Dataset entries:
● ● ● ● ●

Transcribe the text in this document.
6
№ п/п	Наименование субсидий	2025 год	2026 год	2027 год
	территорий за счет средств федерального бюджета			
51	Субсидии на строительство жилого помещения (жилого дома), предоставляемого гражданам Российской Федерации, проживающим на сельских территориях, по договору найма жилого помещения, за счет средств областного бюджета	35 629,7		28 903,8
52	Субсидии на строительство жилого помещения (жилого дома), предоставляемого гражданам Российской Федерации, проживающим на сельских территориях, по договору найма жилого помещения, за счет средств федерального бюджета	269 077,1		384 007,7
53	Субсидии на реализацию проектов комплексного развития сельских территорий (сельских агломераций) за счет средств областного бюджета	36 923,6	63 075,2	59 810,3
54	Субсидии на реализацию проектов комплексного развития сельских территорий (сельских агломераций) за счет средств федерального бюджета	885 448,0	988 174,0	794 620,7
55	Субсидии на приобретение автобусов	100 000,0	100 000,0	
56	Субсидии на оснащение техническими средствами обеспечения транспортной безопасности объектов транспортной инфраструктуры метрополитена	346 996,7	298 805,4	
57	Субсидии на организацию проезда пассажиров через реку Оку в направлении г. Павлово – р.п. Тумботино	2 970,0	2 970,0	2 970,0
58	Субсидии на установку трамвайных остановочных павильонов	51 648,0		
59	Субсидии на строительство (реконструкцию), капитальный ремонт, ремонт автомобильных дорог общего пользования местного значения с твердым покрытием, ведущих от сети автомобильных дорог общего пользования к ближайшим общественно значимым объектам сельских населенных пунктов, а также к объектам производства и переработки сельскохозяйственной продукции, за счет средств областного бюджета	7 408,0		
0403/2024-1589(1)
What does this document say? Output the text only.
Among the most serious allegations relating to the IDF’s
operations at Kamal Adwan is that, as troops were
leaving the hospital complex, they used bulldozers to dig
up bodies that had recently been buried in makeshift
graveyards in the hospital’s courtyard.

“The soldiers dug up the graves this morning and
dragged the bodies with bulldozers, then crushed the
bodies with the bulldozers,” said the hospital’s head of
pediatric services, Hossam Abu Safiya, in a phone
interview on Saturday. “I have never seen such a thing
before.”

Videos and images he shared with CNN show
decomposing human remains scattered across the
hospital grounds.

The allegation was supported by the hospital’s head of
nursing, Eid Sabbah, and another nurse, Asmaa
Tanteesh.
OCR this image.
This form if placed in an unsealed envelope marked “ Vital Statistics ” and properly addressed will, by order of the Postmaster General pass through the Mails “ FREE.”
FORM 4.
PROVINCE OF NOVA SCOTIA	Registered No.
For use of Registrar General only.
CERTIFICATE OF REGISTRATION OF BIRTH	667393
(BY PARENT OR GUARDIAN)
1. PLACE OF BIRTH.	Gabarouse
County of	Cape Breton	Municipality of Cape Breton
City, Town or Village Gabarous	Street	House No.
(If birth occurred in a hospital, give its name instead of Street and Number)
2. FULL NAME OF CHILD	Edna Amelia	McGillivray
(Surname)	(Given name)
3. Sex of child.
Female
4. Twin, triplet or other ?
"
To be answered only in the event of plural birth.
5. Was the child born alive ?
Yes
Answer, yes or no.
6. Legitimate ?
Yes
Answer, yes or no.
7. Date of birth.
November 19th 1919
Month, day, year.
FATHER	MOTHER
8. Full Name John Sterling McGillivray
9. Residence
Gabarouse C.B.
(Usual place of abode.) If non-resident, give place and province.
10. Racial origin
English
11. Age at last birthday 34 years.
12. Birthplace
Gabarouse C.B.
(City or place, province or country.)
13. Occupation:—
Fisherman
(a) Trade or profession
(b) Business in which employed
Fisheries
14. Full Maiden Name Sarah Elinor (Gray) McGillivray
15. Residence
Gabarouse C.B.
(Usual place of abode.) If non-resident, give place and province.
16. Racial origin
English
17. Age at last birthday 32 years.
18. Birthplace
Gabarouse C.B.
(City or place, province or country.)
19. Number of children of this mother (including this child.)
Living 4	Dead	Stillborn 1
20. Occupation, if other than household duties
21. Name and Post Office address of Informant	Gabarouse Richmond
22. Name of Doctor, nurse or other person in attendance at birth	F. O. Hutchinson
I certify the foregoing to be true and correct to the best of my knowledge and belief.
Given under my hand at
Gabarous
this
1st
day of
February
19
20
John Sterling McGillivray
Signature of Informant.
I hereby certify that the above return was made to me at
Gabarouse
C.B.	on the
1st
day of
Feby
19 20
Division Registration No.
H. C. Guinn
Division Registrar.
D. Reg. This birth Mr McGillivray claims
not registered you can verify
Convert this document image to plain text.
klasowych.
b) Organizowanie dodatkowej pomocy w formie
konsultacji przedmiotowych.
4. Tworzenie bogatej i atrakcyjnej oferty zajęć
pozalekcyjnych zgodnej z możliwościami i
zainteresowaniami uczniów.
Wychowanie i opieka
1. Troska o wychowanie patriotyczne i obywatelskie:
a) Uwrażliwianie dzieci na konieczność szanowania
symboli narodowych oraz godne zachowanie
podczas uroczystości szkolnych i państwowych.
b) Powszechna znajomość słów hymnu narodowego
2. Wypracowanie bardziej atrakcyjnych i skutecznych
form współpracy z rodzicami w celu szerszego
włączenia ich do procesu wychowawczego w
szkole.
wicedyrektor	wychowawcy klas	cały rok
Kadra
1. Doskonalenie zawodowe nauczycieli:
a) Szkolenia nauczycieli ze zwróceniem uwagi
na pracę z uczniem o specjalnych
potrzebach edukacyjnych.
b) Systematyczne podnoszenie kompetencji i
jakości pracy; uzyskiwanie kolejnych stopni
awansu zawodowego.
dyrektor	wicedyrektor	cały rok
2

● ● ● ● ●

Given task
Please set down all the data word for word.

Correct output
Transcribe the text in this document.
6
№ п/п	Наименование субсидий	2025 год	2026 год	2027 год
	территорий за счет средств федерального бюджета			
51	Субсидии на строительство жилого помещения (жилого дома), предоставляемого гражданам Российской Федерации, проживающим на сельских территориях, по договору найма жилого помещения, за счет средств областного бюджета	35 629,7		28 903,8
52	Субсидии на строительство жилого помещения (жилого дома), предоставляемого гражданам Российской Федерации, проживающим на сельских территориях, по договору найма жилого помещения, за счет средств федерального бюджета	269 077,1		384 007,7
53	Субсидии на реализацию проектов комплексного развития сельских территорий (сельских агломераций) за счет средств областного бюджета	36 923,6	63 075,2	59 810,3
54	Субсидии на реализацию проектов комплексного развития сельских территорий (сельских агломераций) за счет средств федерального бюджета	885 448,0	988 174,0	794 620,7
55	Субсидии на приобретение автобусов	100 000,0	100 000,0	
56	Субсидии на оснащение техническими средствами обеспечения транспортной безопасности объектов транспортной инфраструктуры метрополитена	346 996,7	298 805,4	
57	Субсидии на организацию проезда пассажиров через реку Оку в направлении г. Павлово – р.п. Тумботино	2 970,0	2 970,0	2 970,0
58	Субсидии на установку трамвайных остановочных павильонов	51 648,0		
59	Субсидии на строительство (реконструкцию), капитальный ремонт, ремонт автомобильных дорог общего пользования местного значения с твердым покрытием, ведущих от сети автомобильных дорог общего пользования к ближайшим общественно значимым объектам сельских населенных пунктов, а также к объектам производства и переработки сельскохозяйственной продукции, за счет средств областного бюджета	7 408,0		
0403/2024-1589(1)
What does this document say? Output the text only.
Among the most serious allegations relating to the IDF’s
operations at Kamal Adwan is that, as troops were
leaving the hospital complex, they used bulldozers to dig
up bodies that had recently been buried in makeshift
graveyards in the hospital’s courtyard.

“The soldiers dug up the graves this morning and
dragged the bodies with bulldozers, then crushed the
bodies with the bulldozers,” said the hospital’s head of
pediatric services, Hossam Abu Safiya, in a phone
interview on Saturday. “I have never seen such a thing
before.”

Videos and images he shared with CNN show
decomposing human remains scattered across the
hospital grounds.

The allegation was supported by the hospital’s head of
nursing, Eid Sabbah, and another nurse, Asmaa
Tanteesh.
OCR this image.
This form if placed in an unsealed envelope marked “ Vital Statistics ” and properly addressed will, by order of the Postmaster General pass through the Mails “ FREE.”
FORM 4.
PROVINCE OF NOVA SCOTIA	Registered No.
For use of Registrar General only.
CERTIFICATE OF REGISTRATION OF BIRTH	667393
(BY PARENT OR GUARDIAN)
1. PLACE OF BIRTH.	Gabarouse
County of	Cape Breton	Municipality of Cape Breton
City, Town or Village Gabarous	Street	House No.
(If birth occurred in a hospital, give its name instead of Street and Number)
2. FULL NAME OF CHILD	Edna Amelia	McGillivray
(Surname)	(Given name)
3. Sex of child.
Female
4. Twin, triplet or other ?
"
To be answered only in the event of plural birth.
5. Was the child born alive ?
Yes
Answer, yes or no.
6. Legitimate ?
Yes
Answer, yes or no.
7. Date of birth.
November 19th 1919
Month, day, year.
FATHER	MOTHER
8. Full Name John Sterling McGillivray
9. Residence
Gabarouse C.B.
(Usual place of abode.) If non-resident, give place and province.
10. Racial origin
English
11. Age at last birthday 34 years.
12. Birthplace
Gabarouse C.B.
(City or place, province or country.)
13. Occupation:—
Fisherman
(a) Trade or profession
(b) Business in which employed
Fisheries
14. Full Maiden Name Sarah Elinor (Gray) McGillivray
15. Residence
Gabarouse C.B.
(Usual place of abode.) If non-resident, give place and province.
16. Racial origin
English
17. Age at last birthday 32 years.
18. Birthplace
Gabarouse C.B.
(City or place, province or country.)
19. Number of children of this mother (including this child.)
Living 4	Dead	Stillborn 1
20. Occupation, if other than household duties
21. Name and Post Office address of Informant	Gabarouse Richmond
22. Name of Doctor, nurse or other person in attendance at birth	F. O. Hutchinson
I certify the foregoing to be true and correct to the best of my knowledge and belief.
Given under my hand at
Gabarous
this
1st
day of
February
19
20
John Sterling McGillivray
Signature of Informant.
I hereby certify that the above return was made to me at
Gabarouse
C.B.	on the
1st
day of
Feby
19 20
Division Registration No.
H. C. Guinn
Division Registrar.
D. Reg. This birth Mr McGillivray claims
not registered you can verify
Convert this document image to plain text.
klasowych.
b) Organizowanie dodatkowej pomocy w formie
konsultacji przedmiotowych.
4. Tworzenie bogatej i atrakcyjnej oferty zajęć
pozalekcyjnych zgodnej z możliwościami i
zainteresowaniami uczniów.
Wychowanie i opieka
1. Troska o wychowanie patriotyczne i obywatelskie:
a) Uwrażliwianie dzieci na konieczność szanowania
symboli narodowych oraz godne zachowanie
podczas uroczystości szkolnych i państwowych.
b) Powszechna znajomość słów hymnu narodowego
2. Wypracowanie bardziej atrakcyjnych i skutecznych
form współpracy z rodzicami w celu szerszego
włączenia ich do procesu wychowawczego w
szkole.
wicedyrektor	wychowawcy klas	cały rok
Kadra
1. Doskonalenie zawodowe nauczycieli:
a) Szkolenia nauczycieli ze zwróceniem uwagi
na pracę z uczniem o specjalnych
potrzebach edukacyjnych.
b) Systematyczne podnoszenie kompetencji i
jakości pracy; uzyskiwanie kolejnych stopni
awansu zawodowego.
dyrektor	wicedyrektor	cały rok
2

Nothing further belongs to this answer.